THE PROBLEM: Exact repetition of every entry is required.
### INPUT ROWS
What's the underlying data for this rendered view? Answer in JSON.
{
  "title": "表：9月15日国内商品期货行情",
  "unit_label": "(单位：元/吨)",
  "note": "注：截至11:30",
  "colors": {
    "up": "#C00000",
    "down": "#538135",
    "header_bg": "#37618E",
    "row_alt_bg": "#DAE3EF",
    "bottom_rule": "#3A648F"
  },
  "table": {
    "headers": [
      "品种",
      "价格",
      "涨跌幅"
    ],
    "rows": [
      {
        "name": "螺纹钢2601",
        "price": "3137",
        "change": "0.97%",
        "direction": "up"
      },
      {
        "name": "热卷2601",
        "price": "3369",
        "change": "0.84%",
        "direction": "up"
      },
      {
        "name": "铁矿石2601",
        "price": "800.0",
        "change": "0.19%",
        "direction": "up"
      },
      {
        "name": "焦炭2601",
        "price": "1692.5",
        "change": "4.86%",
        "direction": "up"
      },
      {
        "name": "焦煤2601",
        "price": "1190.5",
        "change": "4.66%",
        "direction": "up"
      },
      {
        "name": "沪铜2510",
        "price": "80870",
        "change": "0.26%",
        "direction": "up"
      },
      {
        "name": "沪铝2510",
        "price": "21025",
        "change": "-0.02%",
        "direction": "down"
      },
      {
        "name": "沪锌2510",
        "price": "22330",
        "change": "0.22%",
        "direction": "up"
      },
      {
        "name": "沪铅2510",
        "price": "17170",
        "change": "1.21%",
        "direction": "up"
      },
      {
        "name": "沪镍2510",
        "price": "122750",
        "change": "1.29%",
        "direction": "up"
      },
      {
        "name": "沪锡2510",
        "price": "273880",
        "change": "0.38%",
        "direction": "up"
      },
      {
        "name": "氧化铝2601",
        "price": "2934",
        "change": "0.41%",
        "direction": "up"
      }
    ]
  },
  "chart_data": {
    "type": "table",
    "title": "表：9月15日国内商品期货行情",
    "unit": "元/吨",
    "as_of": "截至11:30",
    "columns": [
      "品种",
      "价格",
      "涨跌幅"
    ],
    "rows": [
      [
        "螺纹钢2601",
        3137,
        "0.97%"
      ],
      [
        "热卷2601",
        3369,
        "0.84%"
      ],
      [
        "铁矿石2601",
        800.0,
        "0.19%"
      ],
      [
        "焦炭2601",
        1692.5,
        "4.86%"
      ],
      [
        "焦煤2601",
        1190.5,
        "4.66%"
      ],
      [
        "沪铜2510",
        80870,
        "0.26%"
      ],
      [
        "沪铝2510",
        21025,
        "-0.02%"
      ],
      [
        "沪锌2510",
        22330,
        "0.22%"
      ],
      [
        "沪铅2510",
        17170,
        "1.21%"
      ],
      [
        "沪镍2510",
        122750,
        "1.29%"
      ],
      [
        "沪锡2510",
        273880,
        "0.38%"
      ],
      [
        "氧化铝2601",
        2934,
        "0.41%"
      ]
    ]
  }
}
######
FINISHED TASK:
What's the underlying data for this rendered view? Answer in JSON.
{
  "title": "表：9月15日国内商品期货行情",
  "unit_label": "(单位：元/吨)",
  "note": "注：截至11:30",
  "colors": {
    "up": "#C00000",
    "down": "#538135",
    "header_bg": "#37618E",
    "row_alt_bg": "#DAE3EF",
    "bottom_rule": "#3A648F"
  },
  "table": {
    "headers": [
      "品种",
      "价格",
      "涨跌幅"
    ],
    "rows": [
      {
        "name": "螺纹钢2601",
        "price": "3137",
        "change": "0.97%",
        "direction": "up"
      },
      {
        "name": "热卷2601",
        "price": "3369",
        "change": "0.84%",
        "direction": "up"
      },
      {
        "name": "铁矿石2601",
        "price": "800.0",
        "change": "0.19%",
        "direction": "up"
      },
      {
        "name": "焦炭2601",
        "price": "1692.5",
        "change": "4.86%",
        "direction": "up"
      },
      {
        "name": "焦煤2601",
        "price": "1190.5",
        "change": "4.66%",
        "direction": "up"
      },
      {
        "name": "沪铜2510",
        "price": "80870",
        "change": "0.26%",
        "direction": "up"
      },
      {
        "name": "沪铝2510",
        "price": "21025",
        "change": "-0.02%",
        "direction": "down"
      },
      {
        "name": "沪锌2510",
        "price": "22330",
        "change": "0.22%",
        "direction": "up"
      },
      {
        "name": "沪铅2510",
        "price": "17170",
        "change": "1.21%",
        "direction": "up"
      },
      {
        "name": "沪镍2510",
        "price": "122750",
        "change": "1.29%",
        "direction": "up"
      },
      {
        "name": "沪锡2510",
        "price": "273880",
        "change": "0.38%",
        "direction": "up"
      },
      {
        "name": "氧化铝2601",
        "price": "2934",
        "change": "0.41%",
        "direction": "up"
      }
    ]
  },
  "chart_data": {
    "type": "table",
    "title": "表：9月15日国内商品期货行情",
    "unit": "元/吨",
    "as_of": "截至11:30",
    "columns": [
      "品种",
      "价格",
      "涨跌幅"
    ],
    "rows": [
      [
        "螺纹钢2601",
        3137,
        "0.97%"
      ],
      [
        "热卷2601",
        3369,
        "0.84%"
      ],
      [
        "铁矿石2601",
        800.0,
        "0.19%"
      ],
      [
        "焦炭2601",
        1692.5,
        "4.86%"
      ],
      [
        "焦煤2601",
        1190.5,
        "4.66%"
      ],
      [
        "沪铜2510",
        80870,
        "0.26%"
      ],
      [
        "沪铝2510",
        21025,
        "-0.02%"
      ],
      [
        "沪锌2510",
        22330,
        "0.22%"
      ],
      [
        "沪铅2510",
        17170,
        "1.21%"
      ],
      [
        "沪镍2510",
        122750,
        "1.29%"
      ],
      [
        "沪锡2510",
        273880,
        "0.38%"
      ],
      [
        "氧化铝2601",
        2934,
        "0.41%"
      ]
    ]
  }
}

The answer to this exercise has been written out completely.